# PROVIDED TEXT

The inferno lit up the night sky and spewed black smoke from the windows of the Grenfell Tower in North Kensington, where more than 200 firefighte­rs battled the blaze. A plume of smoke stretched for miles (kilometers) across the sky after dawn, revealing the blackened, flame-licked wreckage of the building, which was still burning over 12 hours later.

People trapped by the quickly advancing flames and thick smoke banged on windows and screamed for help to those watching down below, witnesses and survivors said. One resident said the fire alarm did not go off.

“The flames, I have never seen anything like it, it just reminded me of 9/11,” said Muna Ali, 45. “The fire started on the upper floors ... oh my goodness, it spread so quickly. It had completely spread within half an hour.”

“This is an unpreceden­ted incident,” Fire Commission­er Dany Cotton told reporters. “In my 29 years of being a firefighte­r I have never, ever seen anything of this scale.”

She said she feared more victims would be found still inside the building.

There was no immediate word on the cause of the blaze, but angry residents said they had warned local authoritie­s about fire issues at Grenfell Tower. The subsidised housing block of 120 apartments was built in 1974 and was recently upgraded at a cost of 8.6 million pounds ($11 million), with work finishing in May 2016, according to the Royal Borough of Kensington and Chelsea.

# EXERCISE INPUTS

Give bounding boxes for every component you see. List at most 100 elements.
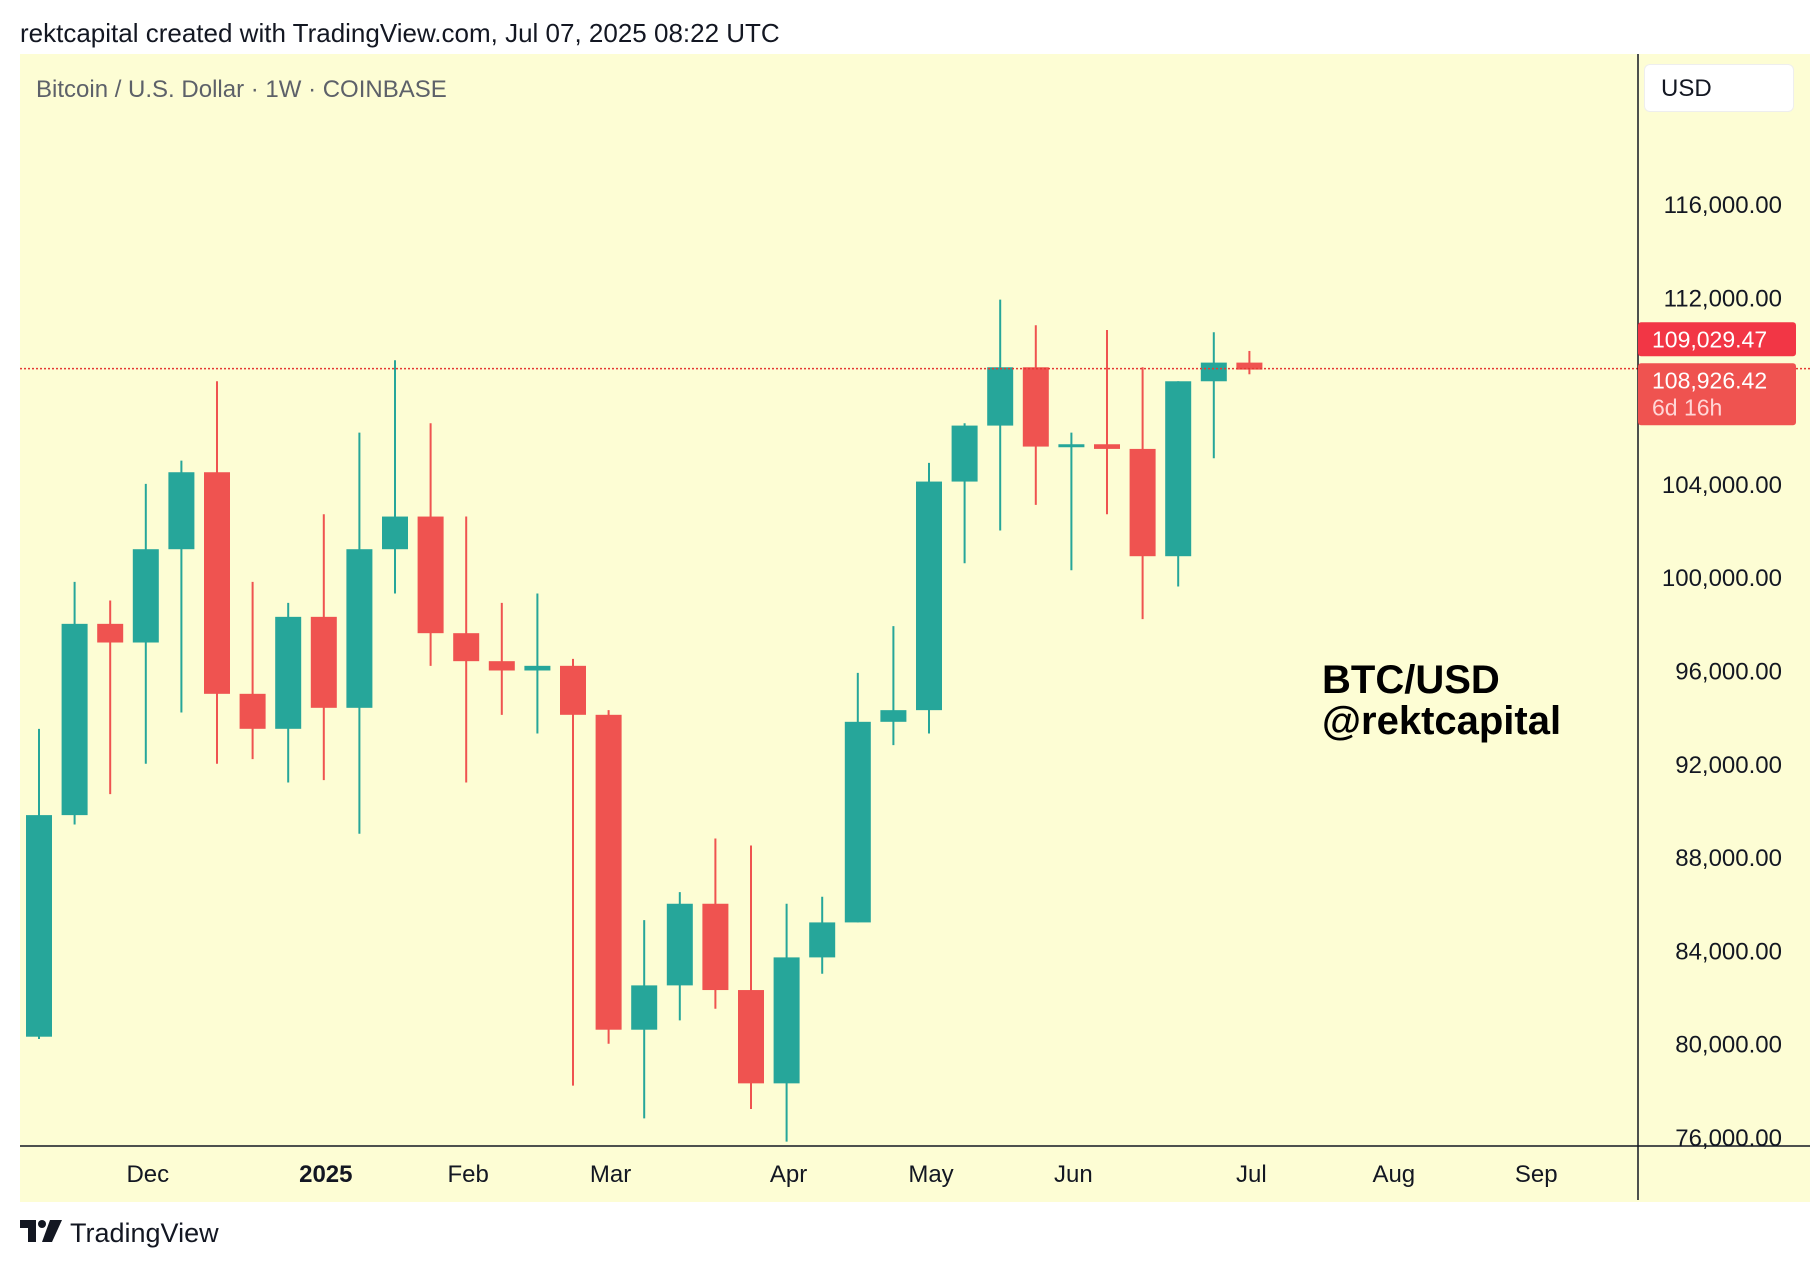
candle-body: [666, 903, 693, 986]
candle-body: [168, 472, 195, 550]
candle-body: [275, 616, 302, 729]
candle[interactable]: [310, 514, 337, 781]
candle-body: [382, 516, 408, 550]
candle[interactable]: [809, 896, 836, 974]
symbol-title[interactable]: Bitcoin / U.S. Dollar · 1W · COINBASE: [36, 76, 447, 103]
tradingview-brand-label: TradingView: [70, 1218, 219, 1248]
candle-body: [773, 957, 800, 1084]
x-tick-label: Aug: [1372, 1161, 1415, 1188]
candle-body: [61, 623, 88, 816]
y-tick-label: 88,000.00: [1675, 845, 1782, 872]
candle-body: [844, 721, 871, 923]
candle[interactable]: [738, 845, 764, 1110]
candle[interactable]: [488, 602, 515, 715]
y-tick-label: 92,000.00: [1675, 752, 1782, 779]
candle[interactable]: [524, 593, 551, 734]
candle-body: [453, 633, 480, 662]
candle-body: [132, 549, 159, 643]
candle-body: [1022, 367, 1049, 447]
watermark-line-2: @rektcapital: [1322, 699, 1562, 743]
candle-body: [738, 990, 764, 1084]
candle-body: [310, 616, 337, 708]
candle[interactable]: [382, 360, 408, 594]
candle-body: [916, 481, 942, 711]
candle[interactable]: [275, 602, 302, 783]
candle[interactable]: [951, 423, 978, 564]
candle[interactable]: [453, 516, 480, 783]
y-tick-label: 76,000.00: [1675, 1125, 1782, 1152]
y-tick-label: 96,000.00: [1675, 659, 1782, 686]
candle[interactable]: [666, 892, 693, 1021]
x-tick-label: Mar: [590, 1161, 631, 1188]
candle-body: [239, 693, 266, 729]
candle[interactable]: [595, 710, 622, 1044]
candle[interactable]: [417, 423, 444, 666]
candle[interactable]: [61, 581, 88, 825]
candle[interactable]: [880, 626, 907, 746]
candle-body: [97, 623, 124, 643]
candle[interactable]: [702, 838, 729, 1009]
candle-body: [1236, 362, 1263, 370]
candle[interactable]: [1236, 350, 1263, 375]
y-tick-label: 104,000.00: [1662, 472, 1782, 499]
candle[interactable]: [1058, 432, 1085, 571]
candle[interactable]: [346, 432, 373, 834]
price-tag-box: [1638, 363, 1796, 426]
y-tick-label: 80,000.00: [1675, 1032, 1782, 1059]
candle-body: [560, 665, 586, 715]
candle[interactable]: [168, 460, 195, 713]
candle[interactable]: [97, 600, 124, 795]
tradingview-brand[interactable]: TradingView: [20, 1218, 219, 1249]
candle[interactable]: [631, 920, 658, 1119]
candle-body: [26, 815, 52, 1037]
x-tick-label: Jun: [1054, 1161, 1093, 1188]
candle[interactable]: [916, 462, 942, 734]
x-tick-label: Jul: [1236, 1161, 1267, 1188]
candle-body: [1094, 444, 1120, 449]
y-tick-label: 116,000.00: [1664, 192, 1782, 219]
x-tick-label: May: [908, 1161, 953, 1188]
y-tick-label: 84,000.00: [1675, 938, 1782, 965]
price-tag-value: 108,926.42: [1652, 367, 1767, 393]
currency-selector[interactable]: USD: [1644, 64, 1794, 112]
candle[interactable]: [844, 672, 871, 923]
candle[interactable]: [26, 728, 52, 1040]
candle[interactable]: [132, 483, 159, 764]
candle[interactable]: [560, 658, 586, 1086]
price-tag-box: [1638, 322, 1796, 357]
candle[interactable]: [987, 299, 1014, 531]
x-tick-label: 2025: [299, 1161, 352, 1188]
candle-body: [595, 714, 622, 1030]
candle-body: [1200, 362, 1227, 382]
candle-body: [417, 516, 444, 634]
candle[interactable]: [1129, 367, 1156, 620]
y-tick-label: 112,000.00: [1664, 285, 1782, 312]
y-tick-label: 100,000.00: [1662, 565, 1782, 592]
candle-body: [524, 665, 551, 671]
x-tick-label: Sep: [1515, 1161, 1558, 1188]
candle[interactable]: [773, 903, 800, 1142]
candle-body: [346, 549, 373, 708]
candle-body: [631, 985, 658, 1030]
x-tick-label: Dec: [126, 1161, 169, 1188]
candle[interactable]: [239, 581, 266, 760]
watermark-line-1: BTC/USD: [1322, 658, 1500, 702]
tradingview-logo-icon: [20, 1218, 62, 1249]
candle[interactable]: [1094, 329, 1120, 515]
candle-body: [987, 367, 1014, 426]
price-tag-value: 109,029.47: [1652, 326, 1767, 352]
candle-body: [702, 903, 729, 991]
candle-body: [488, 661, 515, 671]
price-tag-countdown: 6d 16h: [1652, 394, 1722, 420]
candle[interactable]: [1200, 332, 1227, 459]
candle-body: [1165, 381, 1192, 557]
candle[interactable]: [1165, 381, 1192, 587]
candle[interactable]: [204, 381, 230, 764]
chart-watermark: BTC/USD @rektcapital: [1322, 660, 1561, 742]
chart-credit: rektcapital created with TradingView.com…: [20, 18, 780, 48]
candle[interactable]: [1022, 325, 1049, 505]
candle-body: [204, 472, 230, 694]
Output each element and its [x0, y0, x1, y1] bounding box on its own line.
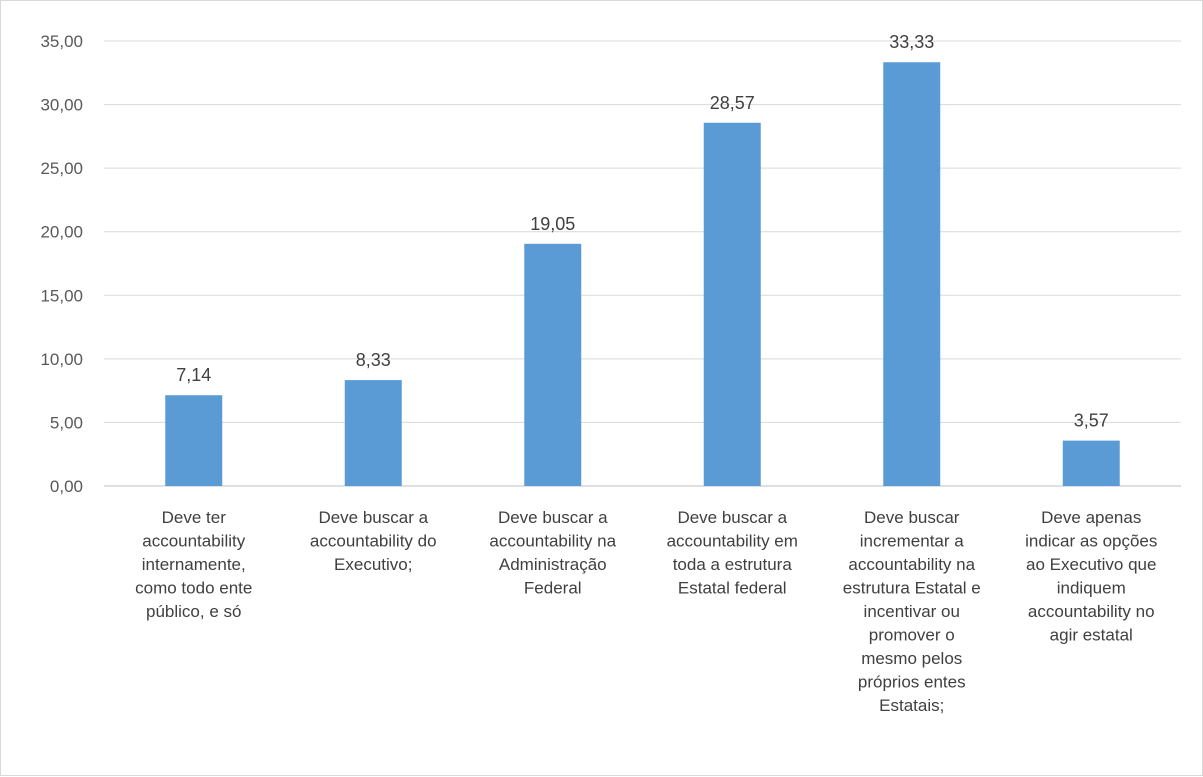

# WRITTEN TASKS
1/ According to the Grenfell Tower excerpt, in what year was the housing block built?
2/ Count the lines of the records that contain the string "value", and reply with only that number.
The Grenfell Tower excerpt and the records have nothing to do with each other.

# IN RESPONSE
1/ 1974

2/ 2